* **Given request**:
Retype the records below word for word and omit any image.

* **Items listed in a dataset**:
——————————

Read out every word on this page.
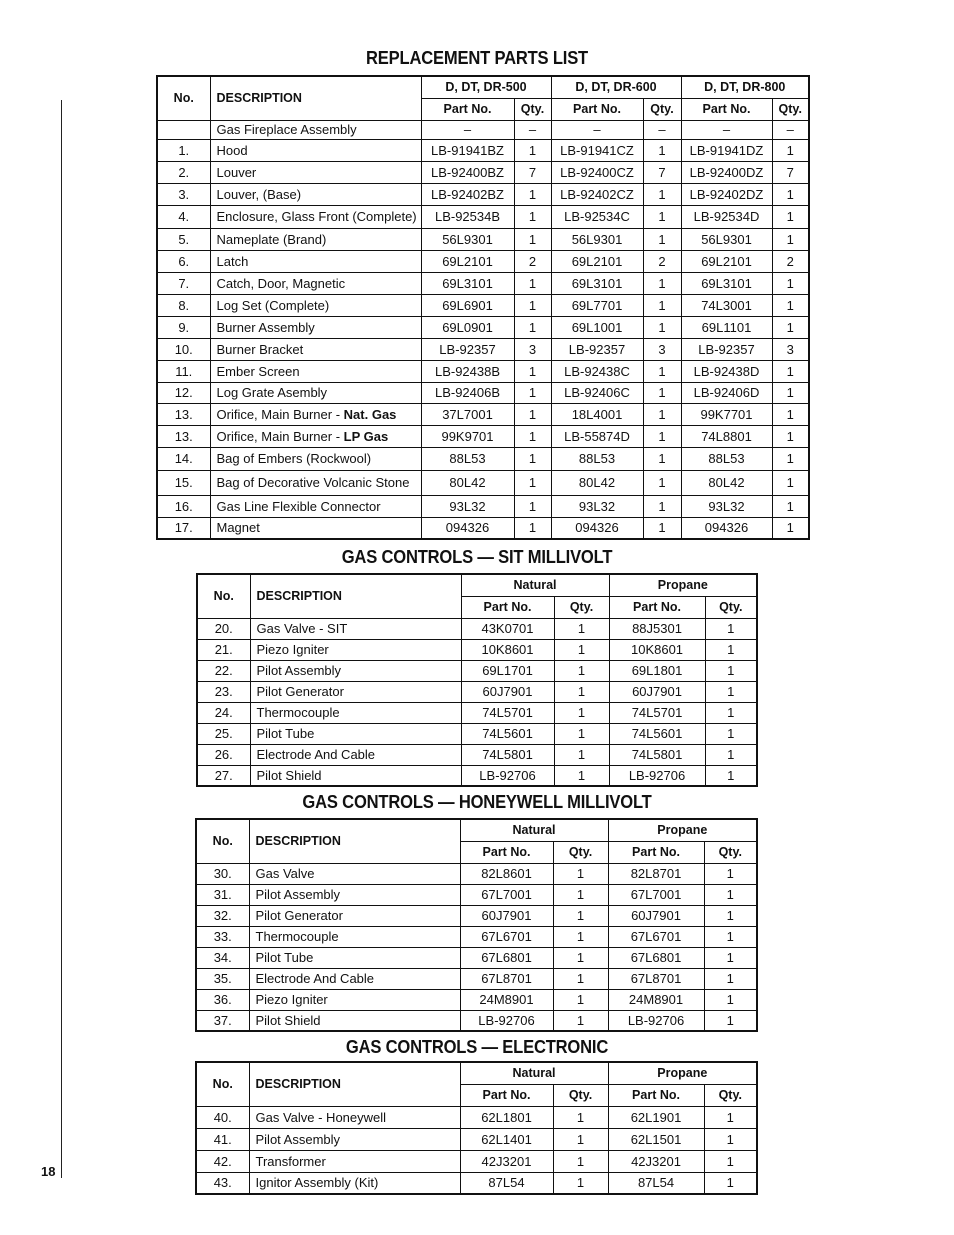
18
REPLACEMENT PARTS LIST
No.	DESCRIPTION	D, DT, DR-500		D, DT, DR-600		D, DT, DR-800	
		Part No.	Qty.	Part No.	Qty.	Part No.	Qty.
	Gas Fireplace Assembly	–	–	–	–	–	–
1.	Hood	LB-91941BZ	1	LB-91941CZ	1	LB-91941DZ	1
2.	Louver	LB-92400BZ	7	LB-92400CZ	7	LB-92400DZ	7
3.	Louver, (Base)	LB-92402BZ	1	LB-92402CZ	1	LB-92402DZ	1
4.	Enclosure, Glass Front (Complete)	LB-92534B	1	LB-92534C	1	LB-92534D	1
5.	Nameplate (Brand)	56L9301	1	56L9301	1	56L9301	1
6.	Latch	69L2101	2	69L2101	2	69L2101	2
7.	Catch, Door, Magnetic	69L3101	1	69L3101	1	69L3101	1
8.	Log Set (Complete)	69L6901	1	69L7701	1	74L3001	1
9.	Burner Assembly	69L0901	1	69L1001	1	69L1101	1
10.	Burner Bracket	LB-92357	3	LB-92357	3	LB-92357	3
11.	Ember Screen	LB-92438B	1	LB-92438C	1	LB-92438D	1
12.	Log Grate Asembly	LB-92406B	1	LB-92406C	1	LB-92406D	1
13.	Orifice, Main Burner - Nat. Gas	37L7001	1	18L4001	1	99K7701	1
13.	Orifice, Main Burner - LP Gas	99K9701	1	LB-55874D	1	74L8801	1
14.	Bag of Embers (Rockwool)	88L53	1	88L53	1	88L53	1
15.	Bag of Decorative Volcanic Stone	80L42	1	80L42	1	80L42	1
16.	Gas Line Flexible Connector	93L32	1	93L32	1	93L32	1
17.	Magnet	094326	1	094326	1	094326	1
GAS CONTROLS — SIT MILLIVOLT
No.	DESCRIPTION	Natural		Propane	
		Part No.	Qty.	Part No.	Qty.
20.	Gas Valve - SIT	43K0701	1	88J5301	1
21.	Piezo Igniter	10K8601	1	10K8601	1
22.	Pilot Assembly	69L1701	1	69L1801	1
23.	Pilot Generator	60J7901	1	60J7901	1
24.	Thermocouple	74L5701	1	74L5701	1
25.	Pilot Tube	74L5601	1	74L5601	1
26.	Electrode And Cable	74L5801	1	74L5801	1
27.	Pilot Shield	LB-92706	1	LB-92706	1
GAS CONTROLS — HONEYWELL MILLIVOLT
No.	DESCRIPTION	Natural		Propane	
		Part No.	Qty.	Part No.	Qty.
30.	Gas Valve	82L8601	1	82L8701	1
31.	Pilot Assembly	67L7001	1	67L7001	1
32.	Pilot Generator	60J7901	1	60J7901	1
33.	Thermocouple	67L6701	1	67L6701	1
34.	Pilot Tube	67L6801	1	67L6801	1
35.	Electrode And Cable	67L8701	1	67L8701	1
36.	Piezo Igniter	24M8901	1	24M8901	1
37.	Pilot Shield	LB-92706	1	LB-92706	1
GAS CONTROLS — ELECTRONIC
No.	DESCRIPTION	Natural		Propane	
		Part No.	Qty.	Part No.	Qty.
40.	Gas Valve - Honeywell	62L1801	1	62L1901	1
41.	Pilot Assembly	62L1401	1	62L1501	1
42.	Transformer	42J3201	1	42J3201	1
43.	Ignitor Assembly (Kit)	87L54	1	87L54	1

——————————

* **Solved problem**:
Read out every word on this page.
18
REPLACEMENT PARTS LIST
No.	DESCRIPTION	D, DT, DR-500		D, DT, DR-600		D, DT, DR-800	
		Part No.	Qty.	Part No.	Qty.	Part No.	Qty.
	Gas Fireplace Assembly	–	–	–	–	–	–
1.	Hood	LB-91941BZ	1	LB-91941CZ	1	LB-91941DZ	1
2.	Louver	LB-92400BZ	7	LB-92400CZ	7	LB-92400DZ	7
3.	Louver, (Base)	LB-92402BZ	1	LB-92402CZ	1	LB-92402DZ	1
4.	Enclosure, Glass Front (Complete)	LB-92534B	1	LB-92534C	1	LB-92534D	1
5.	Nameplate (Brand)	56L9301	1	56L9301	1	56L9301	1
6.	Latch	69L2101	2	69L2101	2	69L2101	2
7.	Catch, Door, Magnetic	69L3101	1	69L3101	1	69L3101	1
8.	Log Set (Complete)	69L6901	1	69L7701	1	74L3001	1
9.	Burner Assembly	69L0901	1	69L1001	1	69L1101	1
10.	Burner Bracket	LB-92357	3	LB-92357	3	LB-92357	3
11.	Ember Screen	LB-92438B	1	LB-92438C	1	LB-92438D	1
12.	Log Grate Asembly	LB-92406B	1	LB-92406C	1	LB-92406D	1
13.	Orifice, Main Burner - Nat. Gas	37L7001	1	18L4001	1	99K7701	1
13.	Orifice, Main Burner - LP Gas	99K9701	1	LB-55874D	1	74L8801	1
14.	Bag of Embers (Rockwool)	88L53	1	88L53	1	88L53	1
15.	Bag of Decorative Volcanic Stone	80L42	1	80L42	1	80L42	1
16.	Gas Line Flexible Connector	93L32	1	93L32	1	93L32	1
17.	Magnet	094326	1	094326	1	094326	1
GAS CONTROLS — SIT MILLIVOLT
No.	DESCRIPTION	Natural		Propane	
		Part No.	Qty.	Part No.	Qty.
20.	Gas Valve - SIT	43K0701	1	88J5301	1
21.	Piezo Igniter	10K8601	1	10K8601	1
22.	Pilot Assembly	69L1701	1	69L1801	1
23.	Pilot Generator	60J7901	1	60J7901	1
24.	Thermocouple	74L5701	1	74L5701	1
25.	Pilot Tube	74L5601	1	74L5601	1
26.	Electrode And Cable	74L5801	1	74L5801	1
27.	Pilot Shield	LB-92706	1	LB-92706	1
GAS CONTROLS — HONEYWELL MILLIVOLT
No.	DESCRIPTION	Natural		Propane	
		Part No.	Qty.	Part No.	Qty.
30.	Gas Valve	82L8601	1	82L8701	1
31.	Pilot Assembly	67L7001	1	67L7001	1
32.	Pilot Generator	60J7901	1	60J7901	1
33.	Thermocouple	67L6701	1	67L6701	1
34.	Pilot Tube	67L6801	1	67L6801	1
35.	Electrode And Cable	67L8701	1	67L8701	1
36.	Piezo Igniter	24M8901	1	24M8901	1
37.	Pilot Shield	LB-92706	1	LB-92706	1
GAS CONTROLS — ELECTRONIC
No.	DESCRIPTION	Natural		Propane	
		Part No.	Qty.	Part No.	Qty.
40.	Gas Valve - Honeywell	62L1801	1	62L1901	1
41.	Pilot Assembly	62L1401	1	62L1501	1
42.	Transformer	42J3201	1	42J3201	1
43.	Ignitor Assembly (Kit)	87L54	1	87L54	1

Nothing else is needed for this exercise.